[Records from a data collection]
** Begin **
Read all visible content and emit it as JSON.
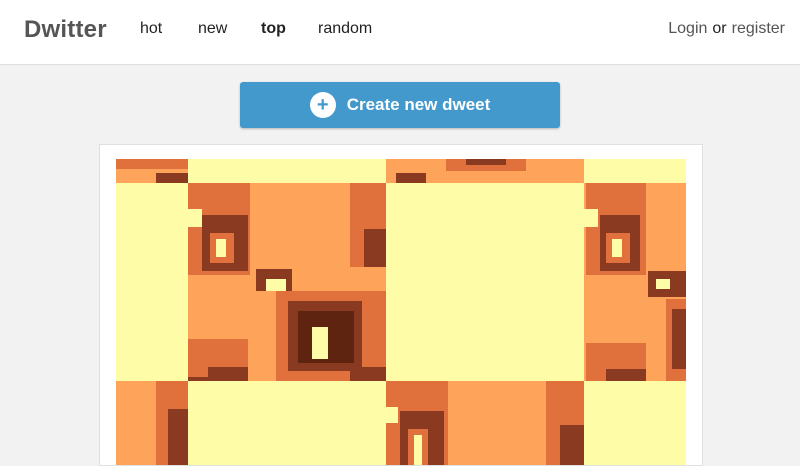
{
  "header": {
    "brand": "Dwitter",
    "nav": [
      {
        "label": "hot",
        "active": false
      },
      {
        "label": "new",
        "active": false
      },
      {
        "label": "top",
        "active": true
      },
      {
        "label": "random",
        "active": false
      }
    ],
    "auth": {
      "login": "Login",
      "or": "or",
      "register": "register"
    }
  },
  "create_button": {
    "icon": "plus-icon",
    "label": "Create new dweet"
  },
  "dweet": {
    "canvas": "dweet-canvas"
  },
  "colors": {
    "page_bg": "#f2f2f2",
    "button_blue": "#4499cc",
    "cream": "#fffca8",
    "orange": "#fda45a",
    "dark_orange": "#e0703c",
    "brown": "#8a3a20"
  }
}
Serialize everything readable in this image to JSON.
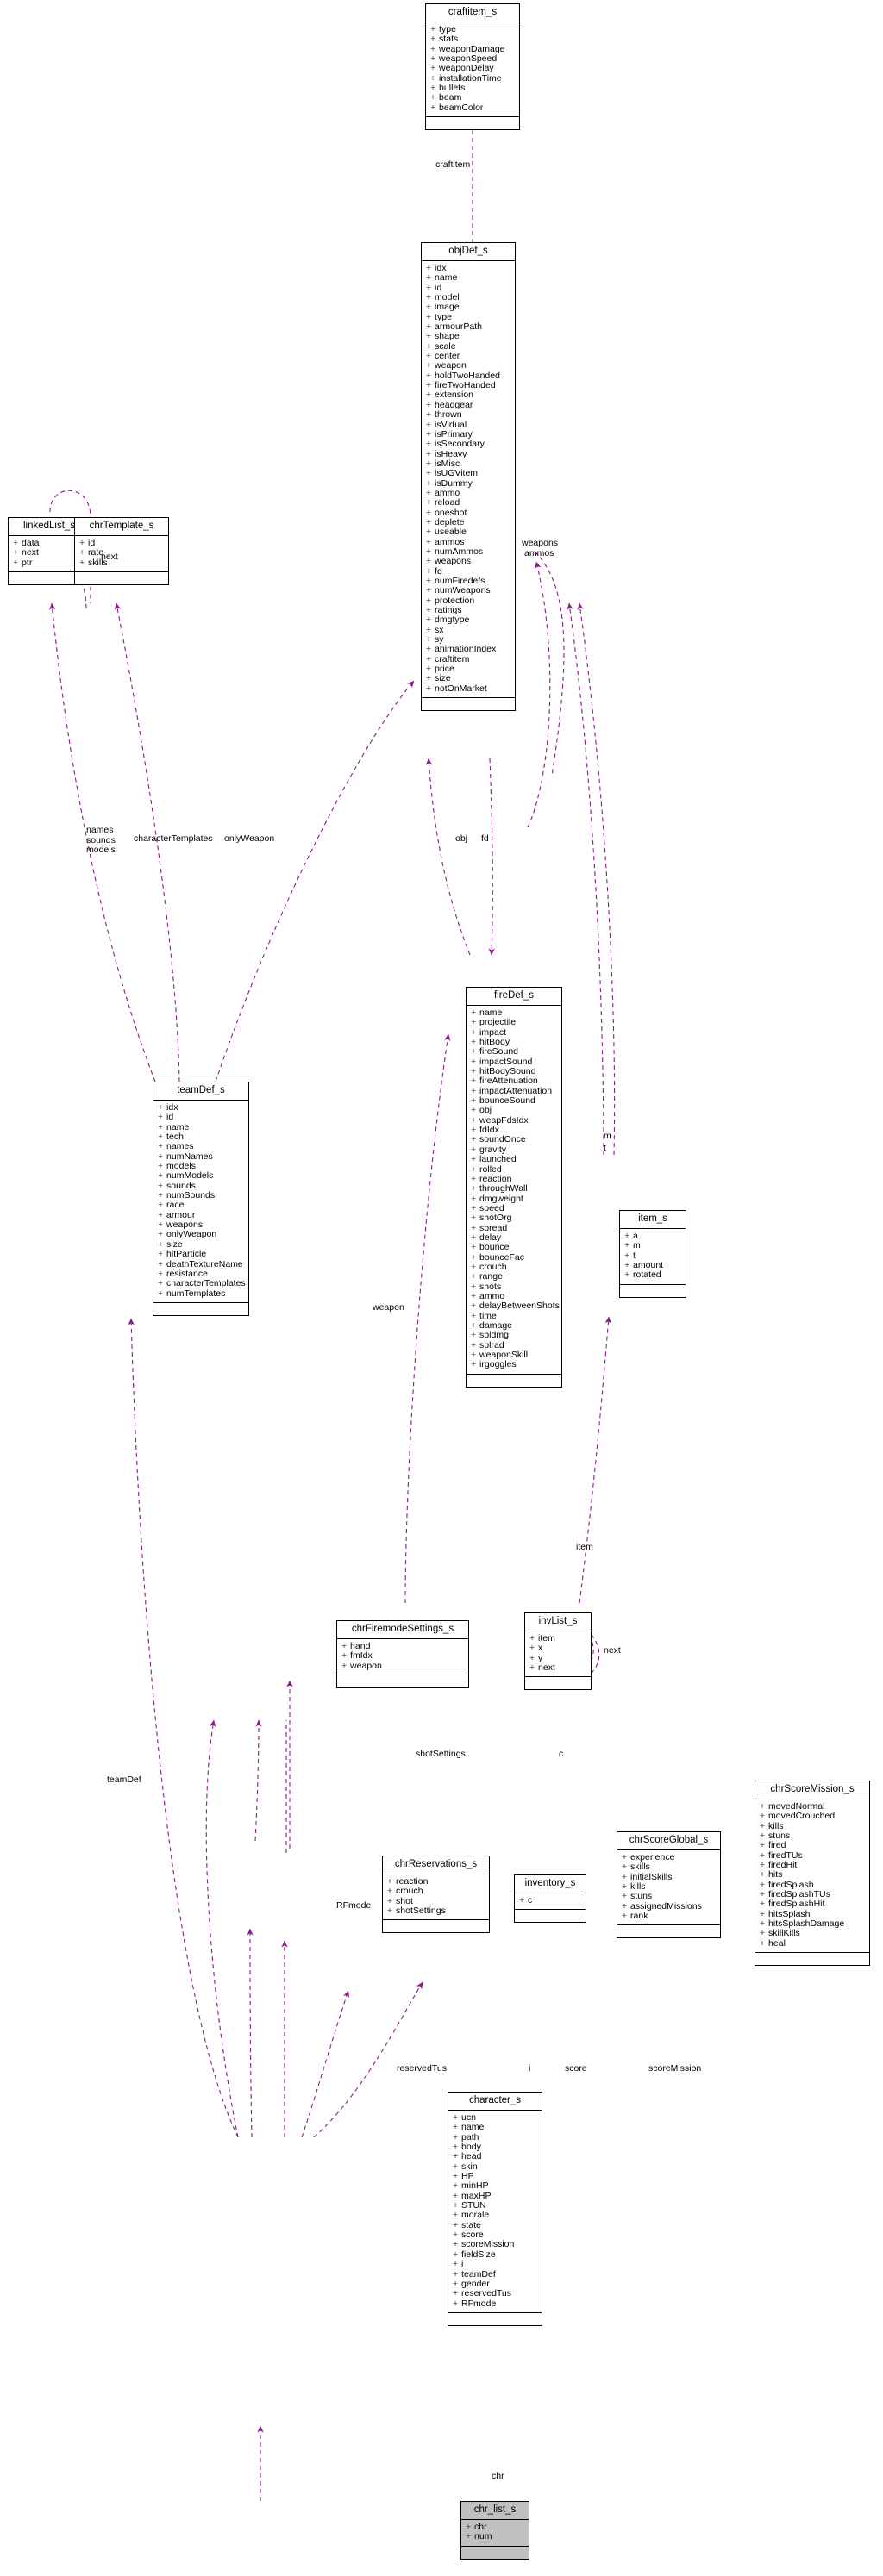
{
  "diagram": {
    "type": "uml-class-diagram",
    "edge_color": "#8b1a8b",
    "highlight_color": "#c0c0c0",
    "background": "#ffffff"
  },
  "nodes": {
    "craftitem_s": {
      "title": "craftitem_s",
      "attrs": [
        "type",
        "stats",
        "weaponDamage",
        "weaponSpeed",
        "weaponDelay",
        "installationTime",
        "bullets",
        "beam",
        "beamColor"
      ]
    },
    "objDef_s": {
      "title": "objDef_s",
      "attrs": [
        "idx",
        "name",
        "id",
        "model",
        "image",
        "type",
        "armourPath",
        "shape",
        "scale",
        "center",
        "weapon",
        "holdTwoHanded",
        "fireTwoHanded",
        "extension",
        "headgear",
        "thrown",
        "isVirtual",
        "isPrimary",
        "isSecondary",
        "isHeavy",
        "isMisc",
        "isUGVitem",
        "isDummy",
        "ammo",
        "reload",
        "oneshot",
        "deplete",
        "useable",
        "ammos",
        "numAmmos",
        "weapons",
        "fd",
        "numFiredefs",
        "numWeapons",
        "protection",
        "ratings",
        "dmgtype",
        "sx",
        "sy",
        "animationIndex",
        "craftitem",
        "price",
        "size",
        "notOnMarket"
      ]
    },
    "linkedList_s": {
      "title": "linkedList_s",
      "attrs": [
        "data",
        "next",
        "ptr"
      ]
    },
    "chrTemplate_s": {
      "title": "chrTemplate_s",
      "attrs": [
        "id",
        "rate",
        "skills"
      ]
    },
    "teamDef_s": {
      "title": "teamDef_s",
      "attrs": [
        "idx",
        "id",
        "name",
        "tech",
        "names",
        "numNames",
        "models",
        "numModels",
        "sounds",
        "numSounds",
        "race",
        "armour",
        "weapons",
        "onlyWeapon",
        "size",
        "hitParticle",
        "deathTextureName",
        "resistance",
        "characterTemplates",
        "numTemplates"
      ]
    },
    "fireDef_s": {
      "title": "fireDef_s",
      "attrs": [
        "name",
        "projectile",
        "impact",
        "hitBody",
        "fireSound",
        "impactSound",
        "hitBodySound",
        "fireAttenuation",
        "impactAttenuation",
        "bounceSound",
        "obj",
        "weapFdsIdx",
        "fdIdx",
        "soundOnce",
        "gravity",
        "launched",
        "rolled",
        "reaction",
        "throughWall",
        "dmgweight",
        "speed",
        "shotOrg",
        "spread",
        "delay",
        "bounce",
        "bounceFac",
        "crouch",
        "range",
        "shots",
        "ammo",
        "delayBetweenShots",
        "time",
        "damage",
        "spldmg",
        "splrad",
        "weaponSkill",
        "irgoggles"
      ]
    },
    "item_s": {
      "title": "item_s",
      "attrs": [
        "a",
        "m",
        "t",
        "amount",
        "rotated"
      ]
    },
    "chrFiremodeSettings_s": {
      "title": "chrFiremodeSettings_s",
      "attrs": [
        "hand",
        "fmIdx",
        "weapon"
      ]
    },
    "invList_s": {
      "title": "invList_s",
      "attrs": [
        "item",
        "x",
        "y",
        "next"
      ]
    },
    "chrReservations_s": {
      "title": "chrReservations_s",
      "attrs": [
        "reaction",
        "crouch",
        "shot",
        "shotSettings"
      ]
    },
    "inventory_s": {
      "title": "inventory_s",
      "attrs": [
        "c"
      ]
    },
    "chrScoreGlobal_s": {
      "title": "chrScoreGlobal_s",
      "attrs": [
        "experience",
        "skills",
        "initialSkills",
        "kills",
        "stuns",
        "assignedMissions",
        "rank"
      ]
    },
    "chrScoreMission_s": {
      "title": "chrScoreMission_s",
      "attrs": [
        "movedNormal",
        "movedCrouched",
        "kills",
        "stuns",
        "fired",
        "firedTUs",
        "firedHit",
        "hits",
        "firedSplash",
        "firedSplashTUs",
        "firedSplashHit",
        "hitsSplash",
        "hitsSplashDamage",
        "skillKills",
        "heal"
      ]
    },
    "character_s": {
      "title": "character_s",
      "attrs": [
        "ucn",
        "name",
        "path",
        "body",
        "head",
        "skin",
        "HP",
        "minHP",
        "maxHP",
        "STUN",
        "morale",
        "state",
        "score",
        "scoreMission",
        "fieldSize",
        "i",
        "teamDef",
        "gender",
        "reservedTus",
        "RFmode"
      ]
    },
    "chr_list_s": {
      "title": "chr_list_s",
      "attrs": [
        "chr",
        "num"
      ]
    }
  },
  "edge_labels": [
    {
      "id": "craftitem",
      "text": "craftitem"
    },
    {
      "id": "weapons",
      "text": "weapons"
    },
    {
      "id": "ammos",
      "text": "ammos"
    },
    {
      "id": "next-linkedlist",
      "text": "next"
    },
    {
      "id": "names-sounds-models",
      "text": "names\nsounds\nmodels"
    },
    {
      "id": "characterTemplates",
      "text": "characterTemplates"
    },
    {
      "id": "onlyWeapon",
      "text": "onlyWeapon"
    },
    {
      "id": "obj",
      "text": "obj"
    },
    {
      "id": "fd",
      "text": "fd"
    },
    {
      "id": "m",
      "text": "m"
    },
    {
      "id": "t",
      "text": "t"
    },
    {
      "id": "weapon",
      "text": "weapon"
    },
    {
      "id": "item",
      "text": "item"
    },
    {
      "id": "next-invlist",
      "text": "next"
    },
    {
      "id": "shotSettings",
      "text": "shotSettings"
    },
    {
      "id": "c",
      "text": "c"
    },
    {
      "id": "teamDef",
      "text": "teamDef"
    },
    {
      "id": "RFmode",
      "text": "RFmode"
    },
    {
      "id": "reservedTus",
      "text": "reservedTus"
    },
    {
      "id": "i",
      "text": "i"
    },
    {
      "id": "score",
      "text": "score"
    },
    {
      "id": "scoreMission",
      "text": "scoreMission"
    },
    {
      "id": "chr",
      "text": "chr"
    }
  ]
}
** End **
▶ [AIM]: Omit the pictures and output all of the other material exactly.

▶ [RESPONSE TO THE EXERCISE]:
Read all visible content and emit it as JSON.
{
  "header": {
    "brand": "Dwitter",
    "nav": [
      {
        "label": "hot",
        "active": false
      },
      {
        "label": "new",
        "active": false
      },
      {
        "label": "top",
        "active": true
      },
      {
        "label": "random",
        "active": false
      }
    ],
    "auth": {
      "login": "Login",
      "or": "or",
      "register": "register"
    }
  },
  "create_button": {
    "icon": "plus-icon",
    "label": "Create new dweet"
  },
  "dweet": {
    "canvas": "dweet-canvas"
  },
  "colors": {
    "page_bg": "#f2f2f2",
    "button_blue": "#4499cc",
    "cream": "#fffca8",
    "orange": "#fda45a",
    "dark_orange": "#e0703c",
    "brown": "#8a3a20"
  }
}
Serialize everything readable in this image to JSON.
{
  "diagram": {
    "type": "uml-class-diagram",
    "edge_color": "#8b1a8b",
    "highlight_color": "#c0c0c0",
    "background": "#ffffff"
  },
  "nodes": {
    "craftitem_s": {
      "title": "craftitem_s",
      "attrs": [
        "type",
        "stats",
        "weaponDamage",
        "weaponSpeed",
        "weaponDelay",
        "installationTime",
        "bullets",
        "beam",
        "beamColor"
      ]
    },
    "objDef_s": {
      "title": "objDef_s",
      "attrs": [
        "idx",
        "name",
        "id",
        "model",
        "image",
        "type",
        "armourPath",
        "shape",
        "scale",
        "center",
        "weapon",
        "holdTwoHanded",
        "fireTwoHanded",
        "extension",
        "headgear",
        "thrown",
        "isVirtual",
        "isPrimary",
        "isSecondary",
        "isHeavy",
        "isMisc",
        "isUGVitem",
        "isDummy",
        "ammo",
        "reload",
        "oneshot",
        "deplete",
        "useable",
        "ammos",
        "numAmmos",
        "weapons",
        "fd",
        "numFiredefs",
        "numWeapons",
        "protection",
        "ratings",
        "dmgtype",
        "sx",
        "sy",
        "animationIndex",
        "craftitem",
        "price",
        "size",
        "notOnMarket"
      ]
    },
    "linkedList_s": {
      "title": "linkedList_s",
      "attrs": [
        "data",
        "next",
        "ptr"
      ]
    },
    "chrTemplate_s": {
      "title": "chrTemplate_s",
      "attrs": [
        "id",
        "rate",
        "skills"
      ]
    },
    "teamDef_s": {
      "title": "teamDef_s",
      "attrs": [
        "idx",
        "id",
        "name",
        "tech",
        "names",
        "numNames",
        "models",
        "numModels",
        "sounds",
        "numSounds",
        "race",
        "armour",
        "weapons",
        "onlyWeapon",
        "size",
        "hitParticle",
        "deathTextureName",
        "resistance",
        "characterTemplates",
        "numTemplates"
      ]
    },
    "fireDef_s": {
      "title": "fireDef_s",
      "attrs": [
        "name",
        "projectile",
        "impact",
        "hitBody",
        "fireSound",
        "impactSound",
        "hitBodySound",
        "fireAttenuation",
        "impactAttenuation",
        "bounceSound",
        "obj",
        "weapFdsIdx",
        "fdIdx",
        "soundOnce",
        "gravity",
        "launched",
        "rolled",
        "reaction",
        "throughWall",
        "dmgweight",
        "speed",
        "shotOrg",
        "spread",
        "delay",
        "bounce",
        "bounceFac",
        "crouch",
        "range",
        "shots",
        "ammo",
        "delayBetweenShots",
        "time",
        "damage",
        "spldmg",
        "splrad",
        "weaponSkill",
        "irgoggles"
      ]
    },
    "item_s": {
      "title": "item_s",
      "attrs": [
        "a",
        "m",
        "t",
        "amount",
        "rotated"
      ]
    },
    "chrFiremodeSettings_s": {
      "title": "chrFiremodeSettings_s",
      "attrs": [
        "hand",
        "fmIdx",
        "weapon"
      ]
    },
    "invList_s": {
      "title": "invList_s",
      "attrs": [
        "item",
        "x",
        "y",
        "next"
      ]
    },
    "chrReservations_s": {
      "title": "chrReservations_s",
      "attrs": [
        "reaction",
        "crouch",
        "shot",
        "shotSettings"
      ]
    },
    "inventory_s": {
      "title": "inventory_s",
      "attrs": [
        "c"
      ]
    },
    "chrScoreGlobal_s": {
      "title": "chrScoreGlobal_s",
      "attrs": [
        "experience",
        "skills",
        "initialSkills",
        "kills",
        "stuns",
        "assignedMissions",
        "rank"
      ]
    },
    "chrScoreMission_s": {
      "title": "chrScoreMission_s",
      "attrs": [
        "movedNormal",
        "movedCrouched",
        "kills",
        "stuns",
        "fired",
        "firedTUs",
        "firedHit",
        "hits",
        "firedSplash",
        "firedSplashTUs",
        "firedSplashHit",
        "hitsSplash",
        "hitsSplashDamage",
        "skillKills",
        "heal"
      ]
    },
    "character_s": {
      "title": "character_s",
      "attrs": [
        "ucn",
        "name",
        "path",
        "body",
        "head",
        "skin",
        "HP",
        "minHP",
        "maxHP",
        "STUN",
        "morale",
        "state",
        "score",
        "scoreMission",
        "fieldSize",
        "i",
        "teamDef",
        "gender",
        "reservedTus",
        "RFmode"
      ]
    },
    "chr_list_s": {
      "title": "chr_list_s",
      "attrs": [
        "chr",
        "num"
      ]
    }
  },
  "edge_labels": [
    {
      "id": "craftitem",
      "text": "craftitem"
    },
    {
      "id": "weapons",
      "text": "weapons"
    },
    {
      "id": "ammos",
      "text": "ammos"
    },
    {
      "id": "next-linkedlist",
      "text": "next"
    },
    {
      "id": "names-sounds-models",
      "text": "names\nsounds\nmodels"
    },
    {
      "id": "characterTemplates",
      "text": "characterTemplates"
    },
    {
      "id": "onlyWeapon",
      "text": "onlyWeapon"
    },
    {
      "id": "obj",
      "text": "obj"
    },
    {
      "id": "fd",
      "text": "fd"
    },
    {
      "id": "m",
      "text": "m"
    },
    {
      "id": "t",
      "text": "t"
    },
    {
      "id": "weapon",
      "text": "weapon"
    },
    {
      "id": "item",
      "text": "item"
    },
    {
      "id": "next-invlist",
      "text": "next"
    },
    {
      "id": "shotSettings",
      "text": "shotSettings"
    },
    {
      "id": "c",
      "text": "c"
    },
    {
      "id": "teamDef",
      "text": "teamDef"
    },
    {
      "id": "RFmode",
      "text": "RFmode"
    },
    {
      "id": "reservedTus",
      "text": "reservedTus"
    },
    {
      "id": "i",
      "text": "i"
    },
    {
      "id": "score",
      "text": "score"
    },
    {
      "id": "scoreMission",
      "text": "scoreMission"
    },
    {
      "id": "chr",
      "text": "chr"
    }
  ]
}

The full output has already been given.